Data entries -
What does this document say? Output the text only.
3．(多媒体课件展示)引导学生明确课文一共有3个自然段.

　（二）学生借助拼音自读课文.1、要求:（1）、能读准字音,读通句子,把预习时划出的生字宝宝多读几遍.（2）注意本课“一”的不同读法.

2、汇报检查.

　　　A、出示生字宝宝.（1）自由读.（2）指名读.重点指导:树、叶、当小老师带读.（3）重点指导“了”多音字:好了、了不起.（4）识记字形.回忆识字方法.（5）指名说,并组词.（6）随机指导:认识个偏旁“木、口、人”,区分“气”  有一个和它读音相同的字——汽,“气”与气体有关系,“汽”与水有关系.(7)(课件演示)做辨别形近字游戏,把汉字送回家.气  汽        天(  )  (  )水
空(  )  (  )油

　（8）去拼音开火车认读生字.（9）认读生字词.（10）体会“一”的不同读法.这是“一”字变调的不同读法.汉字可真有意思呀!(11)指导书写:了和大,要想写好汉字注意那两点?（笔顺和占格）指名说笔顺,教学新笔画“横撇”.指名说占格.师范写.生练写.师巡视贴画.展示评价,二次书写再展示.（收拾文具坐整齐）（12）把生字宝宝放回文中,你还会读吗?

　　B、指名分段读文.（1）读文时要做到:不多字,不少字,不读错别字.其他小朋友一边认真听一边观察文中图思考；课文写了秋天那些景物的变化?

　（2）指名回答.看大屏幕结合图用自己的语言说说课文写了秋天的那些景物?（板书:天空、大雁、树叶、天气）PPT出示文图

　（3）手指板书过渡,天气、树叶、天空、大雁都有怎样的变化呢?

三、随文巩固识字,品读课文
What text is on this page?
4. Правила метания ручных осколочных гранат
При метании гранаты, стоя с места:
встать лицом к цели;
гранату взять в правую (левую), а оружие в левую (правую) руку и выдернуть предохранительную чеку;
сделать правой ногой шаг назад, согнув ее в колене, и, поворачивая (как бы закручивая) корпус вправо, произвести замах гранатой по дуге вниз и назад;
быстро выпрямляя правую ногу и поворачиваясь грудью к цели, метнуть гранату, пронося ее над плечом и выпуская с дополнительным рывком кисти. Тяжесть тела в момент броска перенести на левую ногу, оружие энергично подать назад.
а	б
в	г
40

What the task requires - Give back exactly the lines that run from the line with "What text is on this page?" through the close of the material, counting both ends, and nothing more.

Full answer -
What text is on this page?
4. Правила метания ручных осколочных гранат
При метании гранаты, стоя с места:
встать лицом к цели;
гранату взять в правую (левую), а оружие в левую (правую) руку и выдернуть предохранительную чеку;
сделать правой ногой шаг назад, согнув ее в колене, и, поворачивая (как бы закручивая) корпус вправо, произвести замах гранатой по дуге вниз и назад;
быстро выпрямляя правую ногу и поворачиваясь грудью к цели, метнуть гранату, пронося ее над плечом и выпуская с дополнительным рывком кисти. Тяжесть тела в момент броска перенести на левую ногу, оружие энергично подать назад.
а	б
в	г
40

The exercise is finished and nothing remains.